What is expected »
Look through the listing for the word "amps". Copy each line that has it.

— start Dataset records —

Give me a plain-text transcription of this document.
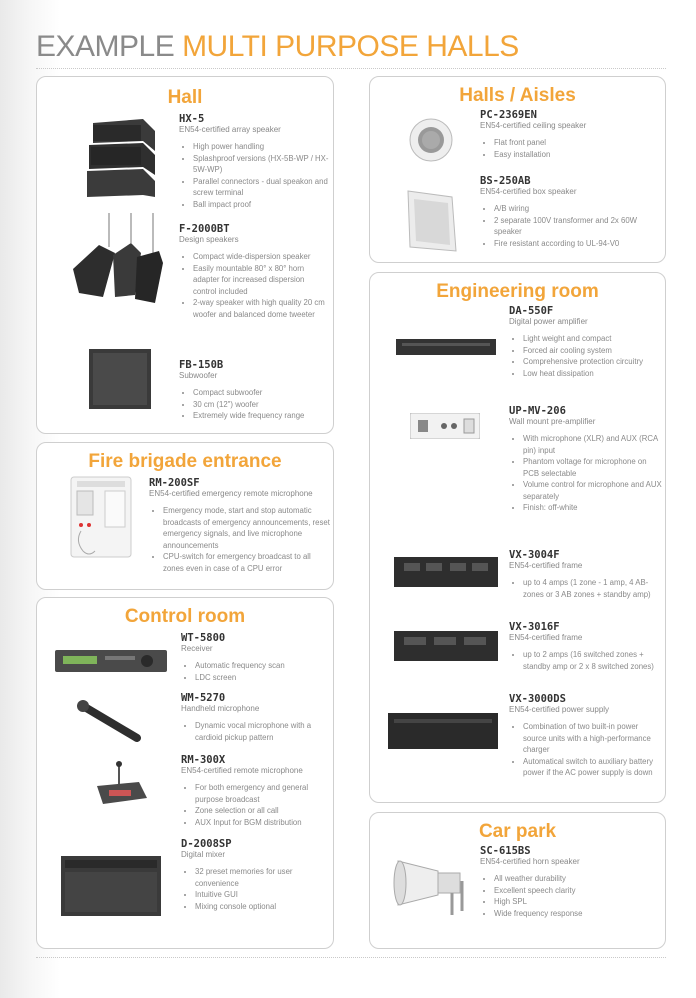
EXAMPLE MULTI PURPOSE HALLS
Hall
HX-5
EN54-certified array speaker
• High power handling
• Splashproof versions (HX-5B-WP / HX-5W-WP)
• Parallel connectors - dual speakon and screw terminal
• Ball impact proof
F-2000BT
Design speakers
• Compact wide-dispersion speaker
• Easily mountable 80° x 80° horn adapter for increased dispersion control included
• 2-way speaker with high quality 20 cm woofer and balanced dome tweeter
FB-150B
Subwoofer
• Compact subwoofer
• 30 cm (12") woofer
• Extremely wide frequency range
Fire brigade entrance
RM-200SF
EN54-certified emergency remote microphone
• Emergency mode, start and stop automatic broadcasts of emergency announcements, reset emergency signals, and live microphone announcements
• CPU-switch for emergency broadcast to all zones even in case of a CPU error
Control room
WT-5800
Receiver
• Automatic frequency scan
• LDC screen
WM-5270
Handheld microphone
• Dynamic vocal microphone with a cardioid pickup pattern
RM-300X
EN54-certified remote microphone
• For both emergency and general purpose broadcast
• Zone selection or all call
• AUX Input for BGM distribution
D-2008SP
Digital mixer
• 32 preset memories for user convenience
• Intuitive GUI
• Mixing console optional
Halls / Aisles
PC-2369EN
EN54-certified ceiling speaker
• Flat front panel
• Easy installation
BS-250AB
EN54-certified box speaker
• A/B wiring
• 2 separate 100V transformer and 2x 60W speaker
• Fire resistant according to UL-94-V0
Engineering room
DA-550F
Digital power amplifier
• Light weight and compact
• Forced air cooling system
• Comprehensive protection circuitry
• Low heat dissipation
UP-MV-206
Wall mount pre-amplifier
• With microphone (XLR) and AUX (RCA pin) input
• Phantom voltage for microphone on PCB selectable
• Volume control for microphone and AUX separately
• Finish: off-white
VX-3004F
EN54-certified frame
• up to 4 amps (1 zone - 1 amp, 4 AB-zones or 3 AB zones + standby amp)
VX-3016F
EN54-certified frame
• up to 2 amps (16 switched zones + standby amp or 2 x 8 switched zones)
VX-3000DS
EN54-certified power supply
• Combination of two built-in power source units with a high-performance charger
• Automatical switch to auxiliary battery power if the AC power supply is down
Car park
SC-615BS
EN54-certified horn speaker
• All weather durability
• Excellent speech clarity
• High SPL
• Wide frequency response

— end Dataset records —
— start Dataset records —

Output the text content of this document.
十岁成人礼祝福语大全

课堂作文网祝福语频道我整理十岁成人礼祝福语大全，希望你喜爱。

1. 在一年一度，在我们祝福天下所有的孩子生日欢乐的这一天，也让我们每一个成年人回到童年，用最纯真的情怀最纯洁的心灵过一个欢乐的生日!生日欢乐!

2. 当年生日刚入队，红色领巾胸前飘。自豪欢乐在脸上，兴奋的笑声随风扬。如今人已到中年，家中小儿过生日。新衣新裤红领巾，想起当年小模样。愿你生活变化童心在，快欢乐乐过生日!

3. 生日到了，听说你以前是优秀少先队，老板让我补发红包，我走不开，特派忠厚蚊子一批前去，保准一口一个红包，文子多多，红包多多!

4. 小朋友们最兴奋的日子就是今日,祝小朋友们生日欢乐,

— end Dataset records —

Worked solution »
• up to 4 amps (1 zone - 1 amp, 4 AB-zones or 3 AB zones + standby amp)
• up to 2 amps (16 switched zones + standby amp or 2 x 8 switched zones)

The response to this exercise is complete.